**OBJECTIVE:** Tally the lines with the word "author" and report the number alone.

**STORED RECORDS:**
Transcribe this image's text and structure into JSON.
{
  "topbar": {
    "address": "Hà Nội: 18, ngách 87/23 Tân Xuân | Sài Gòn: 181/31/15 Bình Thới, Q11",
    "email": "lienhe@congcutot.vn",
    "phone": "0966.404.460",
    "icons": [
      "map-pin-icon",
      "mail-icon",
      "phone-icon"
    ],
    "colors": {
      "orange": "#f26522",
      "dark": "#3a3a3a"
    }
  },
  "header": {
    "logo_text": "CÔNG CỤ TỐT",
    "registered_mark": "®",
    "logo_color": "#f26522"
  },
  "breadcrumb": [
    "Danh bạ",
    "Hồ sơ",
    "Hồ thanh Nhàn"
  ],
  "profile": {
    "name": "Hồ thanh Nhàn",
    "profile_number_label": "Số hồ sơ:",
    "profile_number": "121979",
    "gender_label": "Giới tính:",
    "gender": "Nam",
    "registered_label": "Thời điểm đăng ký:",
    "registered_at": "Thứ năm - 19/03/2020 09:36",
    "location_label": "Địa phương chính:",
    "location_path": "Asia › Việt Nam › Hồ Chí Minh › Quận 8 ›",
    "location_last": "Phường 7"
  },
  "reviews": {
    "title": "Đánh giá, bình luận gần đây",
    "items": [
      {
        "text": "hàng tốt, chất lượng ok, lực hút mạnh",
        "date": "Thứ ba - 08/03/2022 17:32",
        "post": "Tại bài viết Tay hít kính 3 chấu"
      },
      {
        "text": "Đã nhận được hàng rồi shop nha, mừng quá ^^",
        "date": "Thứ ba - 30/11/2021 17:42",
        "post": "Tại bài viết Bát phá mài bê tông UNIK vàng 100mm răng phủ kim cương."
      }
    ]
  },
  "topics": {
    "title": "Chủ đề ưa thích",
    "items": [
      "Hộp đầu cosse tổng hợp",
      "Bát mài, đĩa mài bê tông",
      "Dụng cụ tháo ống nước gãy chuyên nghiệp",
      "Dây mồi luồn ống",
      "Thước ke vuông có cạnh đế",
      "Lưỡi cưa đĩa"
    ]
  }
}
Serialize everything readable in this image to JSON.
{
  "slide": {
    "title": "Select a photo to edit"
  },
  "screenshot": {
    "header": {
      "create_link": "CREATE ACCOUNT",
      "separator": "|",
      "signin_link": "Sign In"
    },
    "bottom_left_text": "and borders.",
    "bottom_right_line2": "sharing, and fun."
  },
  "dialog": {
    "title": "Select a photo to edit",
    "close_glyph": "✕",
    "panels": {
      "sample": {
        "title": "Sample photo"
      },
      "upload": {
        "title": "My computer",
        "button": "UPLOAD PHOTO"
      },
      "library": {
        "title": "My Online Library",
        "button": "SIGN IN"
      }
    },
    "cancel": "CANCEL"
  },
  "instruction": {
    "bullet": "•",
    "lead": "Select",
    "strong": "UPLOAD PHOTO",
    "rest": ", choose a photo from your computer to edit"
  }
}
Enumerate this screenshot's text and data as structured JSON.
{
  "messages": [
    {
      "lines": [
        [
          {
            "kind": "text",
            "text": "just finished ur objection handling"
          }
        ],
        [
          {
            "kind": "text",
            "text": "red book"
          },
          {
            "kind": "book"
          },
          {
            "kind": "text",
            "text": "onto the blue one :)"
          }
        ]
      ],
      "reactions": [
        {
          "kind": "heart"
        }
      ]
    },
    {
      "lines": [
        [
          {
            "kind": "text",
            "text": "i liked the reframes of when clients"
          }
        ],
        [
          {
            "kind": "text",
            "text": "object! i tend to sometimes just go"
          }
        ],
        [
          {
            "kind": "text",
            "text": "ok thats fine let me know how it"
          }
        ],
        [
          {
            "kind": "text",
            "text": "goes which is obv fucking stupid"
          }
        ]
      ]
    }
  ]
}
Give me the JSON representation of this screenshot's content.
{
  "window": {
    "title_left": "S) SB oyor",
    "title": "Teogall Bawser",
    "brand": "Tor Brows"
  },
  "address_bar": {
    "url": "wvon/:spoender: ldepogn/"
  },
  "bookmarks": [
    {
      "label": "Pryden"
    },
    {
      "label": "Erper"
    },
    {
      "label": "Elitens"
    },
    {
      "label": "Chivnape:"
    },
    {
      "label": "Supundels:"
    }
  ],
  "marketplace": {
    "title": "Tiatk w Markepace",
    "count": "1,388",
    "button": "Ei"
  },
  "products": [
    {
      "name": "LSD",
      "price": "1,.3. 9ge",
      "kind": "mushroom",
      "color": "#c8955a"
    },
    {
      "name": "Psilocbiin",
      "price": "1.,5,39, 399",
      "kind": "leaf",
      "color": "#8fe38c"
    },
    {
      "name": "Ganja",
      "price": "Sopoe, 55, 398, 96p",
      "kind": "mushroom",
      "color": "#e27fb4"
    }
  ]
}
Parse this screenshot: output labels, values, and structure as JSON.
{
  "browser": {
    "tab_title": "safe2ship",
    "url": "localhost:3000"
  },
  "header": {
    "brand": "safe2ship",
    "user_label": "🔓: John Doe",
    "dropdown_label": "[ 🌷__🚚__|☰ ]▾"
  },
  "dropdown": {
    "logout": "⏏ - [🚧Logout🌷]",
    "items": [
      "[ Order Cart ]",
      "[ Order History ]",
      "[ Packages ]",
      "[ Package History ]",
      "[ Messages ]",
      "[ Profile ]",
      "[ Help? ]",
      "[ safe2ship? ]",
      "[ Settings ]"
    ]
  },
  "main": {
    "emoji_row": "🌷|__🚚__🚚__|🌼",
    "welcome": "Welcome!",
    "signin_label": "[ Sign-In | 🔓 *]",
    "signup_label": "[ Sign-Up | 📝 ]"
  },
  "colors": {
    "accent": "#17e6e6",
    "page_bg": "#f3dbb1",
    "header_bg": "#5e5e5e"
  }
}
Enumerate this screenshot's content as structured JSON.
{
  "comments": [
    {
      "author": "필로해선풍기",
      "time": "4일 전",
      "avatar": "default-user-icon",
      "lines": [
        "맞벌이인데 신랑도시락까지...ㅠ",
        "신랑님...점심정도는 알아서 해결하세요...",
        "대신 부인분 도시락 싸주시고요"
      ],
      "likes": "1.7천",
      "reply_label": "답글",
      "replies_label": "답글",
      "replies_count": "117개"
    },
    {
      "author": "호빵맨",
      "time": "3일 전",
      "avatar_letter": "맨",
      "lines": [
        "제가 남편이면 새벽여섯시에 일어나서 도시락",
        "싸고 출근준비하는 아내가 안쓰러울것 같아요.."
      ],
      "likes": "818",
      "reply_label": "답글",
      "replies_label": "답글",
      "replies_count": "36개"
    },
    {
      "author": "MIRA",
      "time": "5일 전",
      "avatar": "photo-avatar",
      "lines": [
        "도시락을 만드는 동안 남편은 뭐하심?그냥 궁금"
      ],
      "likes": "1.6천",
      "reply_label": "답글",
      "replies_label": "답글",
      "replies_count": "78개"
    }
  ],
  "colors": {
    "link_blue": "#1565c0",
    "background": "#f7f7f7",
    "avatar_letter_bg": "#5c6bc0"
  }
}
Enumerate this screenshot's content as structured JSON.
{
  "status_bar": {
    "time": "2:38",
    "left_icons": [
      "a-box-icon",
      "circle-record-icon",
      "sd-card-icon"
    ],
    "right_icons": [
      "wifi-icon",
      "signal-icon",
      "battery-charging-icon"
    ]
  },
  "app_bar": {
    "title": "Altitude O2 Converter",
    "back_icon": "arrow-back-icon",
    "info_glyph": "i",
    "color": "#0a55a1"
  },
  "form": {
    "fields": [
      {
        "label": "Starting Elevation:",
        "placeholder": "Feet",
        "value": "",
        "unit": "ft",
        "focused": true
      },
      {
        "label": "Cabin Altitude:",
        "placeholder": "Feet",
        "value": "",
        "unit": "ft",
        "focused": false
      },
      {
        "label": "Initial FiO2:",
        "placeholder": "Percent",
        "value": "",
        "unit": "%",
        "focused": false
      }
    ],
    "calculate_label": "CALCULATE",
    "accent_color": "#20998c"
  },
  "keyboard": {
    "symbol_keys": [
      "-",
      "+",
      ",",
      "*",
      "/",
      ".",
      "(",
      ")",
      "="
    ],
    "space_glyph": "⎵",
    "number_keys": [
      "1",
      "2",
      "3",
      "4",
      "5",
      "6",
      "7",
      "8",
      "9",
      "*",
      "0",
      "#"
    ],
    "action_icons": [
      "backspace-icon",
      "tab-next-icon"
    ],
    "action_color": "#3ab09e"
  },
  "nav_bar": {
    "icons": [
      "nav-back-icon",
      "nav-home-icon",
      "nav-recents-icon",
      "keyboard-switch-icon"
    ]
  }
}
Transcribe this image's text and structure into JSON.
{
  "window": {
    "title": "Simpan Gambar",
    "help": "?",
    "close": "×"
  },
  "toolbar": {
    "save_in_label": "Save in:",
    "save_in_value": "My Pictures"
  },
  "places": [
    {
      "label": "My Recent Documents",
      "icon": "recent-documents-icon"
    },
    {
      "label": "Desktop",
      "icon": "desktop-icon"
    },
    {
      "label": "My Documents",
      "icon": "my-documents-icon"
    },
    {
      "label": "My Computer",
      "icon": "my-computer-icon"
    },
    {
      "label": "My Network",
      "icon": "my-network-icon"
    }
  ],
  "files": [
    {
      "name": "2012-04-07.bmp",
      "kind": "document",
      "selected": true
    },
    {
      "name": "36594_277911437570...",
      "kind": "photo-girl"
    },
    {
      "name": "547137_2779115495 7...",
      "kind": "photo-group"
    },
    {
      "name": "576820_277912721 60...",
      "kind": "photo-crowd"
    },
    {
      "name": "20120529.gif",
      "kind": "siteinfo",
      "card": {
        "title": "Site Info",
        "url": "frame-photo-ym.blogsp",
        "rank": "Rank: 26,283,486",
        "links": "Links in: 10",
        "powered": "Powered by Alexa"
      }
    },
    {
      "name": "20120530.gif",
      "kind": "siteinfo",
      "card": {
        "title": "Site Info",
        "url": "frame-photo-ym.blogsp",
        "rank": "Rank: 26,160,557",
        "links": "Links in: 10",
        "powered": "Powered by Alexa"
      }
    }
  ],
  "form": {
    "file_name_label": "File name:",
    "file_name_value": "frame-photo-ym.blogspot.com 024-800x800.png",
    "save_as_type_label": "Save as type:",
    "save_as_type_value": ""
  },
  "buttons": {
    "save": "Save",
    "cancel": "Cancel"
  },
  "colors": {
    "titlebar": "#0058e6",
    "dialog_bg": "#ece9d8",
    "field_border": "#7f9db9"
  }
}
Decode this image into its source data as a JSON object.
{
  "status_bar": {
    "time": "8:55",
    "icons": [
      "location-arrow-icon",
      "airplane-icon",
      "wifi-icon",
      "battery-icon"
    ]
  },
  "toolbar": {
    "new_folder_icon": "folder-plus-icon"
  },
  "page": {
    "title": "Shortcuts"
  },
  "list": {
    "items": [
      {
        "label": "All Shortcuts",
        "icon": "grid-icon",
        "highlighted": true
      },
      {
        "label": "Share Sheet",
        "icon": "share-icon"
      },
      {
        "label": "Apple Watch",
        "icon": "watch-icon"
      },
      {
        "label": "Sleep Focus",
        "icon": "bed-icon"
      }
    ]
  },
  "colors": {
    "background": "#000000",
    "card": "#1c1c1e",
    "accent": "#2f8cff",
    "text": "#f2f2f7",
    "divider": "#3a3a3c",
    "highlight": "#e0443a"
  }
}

**PROBLEM SOLUTION:** 3